* BEGIN INFORMATION SUPPLIED *

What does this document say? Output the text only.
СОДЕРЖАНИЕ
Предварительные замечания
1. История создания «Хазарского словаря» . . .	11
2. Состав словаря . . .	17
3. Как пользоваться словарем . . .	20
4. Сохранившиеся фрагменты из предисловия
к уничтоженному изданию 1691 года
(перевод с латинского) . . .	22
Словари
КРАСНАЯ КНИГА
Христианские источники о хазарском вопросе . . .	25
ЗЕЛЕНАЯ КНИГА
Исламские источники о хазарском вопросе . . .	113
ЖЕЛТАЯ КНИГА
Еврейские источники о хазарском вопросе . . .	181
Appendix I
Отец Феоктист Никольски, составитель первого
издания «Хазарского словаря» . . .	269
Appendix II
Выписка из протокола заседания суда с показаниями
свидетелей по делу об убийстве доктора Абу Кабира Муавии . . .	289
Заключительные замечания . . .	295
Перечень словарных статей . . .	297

* END INFORMATION SUPPLIED *

YOUR OBJECTIVE - Each record above should be returned exactly as it appears.

FULL OUTPUT -
What does this document say? Output the text only.
СОДЕРЖАНИЕ
Предварительные замечания
1. История создания «Хазарского словаря» . . .	11
2. Состав словаря . . .	17
3. Как пользоваться словарем . . .	20
4. Сохранившиеся фрагменты из предисловия
к уничтоженному изданию 1691 года
(перевод с латинского) . . .	22
Словари
КРАСНАЯ КНИГА
Христианские источники о хазарском вопросе . . .	25
ЗЕЛЕНАЯ КНИГА
Исламские источники о хазарском вопросе . . .	113
ЖЕЛТАЯ КНИГА
Еврейские источники о хазарском вопросе . . .	181
Appendix I
Отец Феоктист Никольски, составитель первого
издания «Хазарского словаря» . . .	269
Appendix II
Выписка из протокола заседания суда с показаниями
свидетелей по делу об убийстве доктора Абу Кабира Муавии . . .	289
Заключительные замечания . . .	295
Перечень словарных статей . . .	297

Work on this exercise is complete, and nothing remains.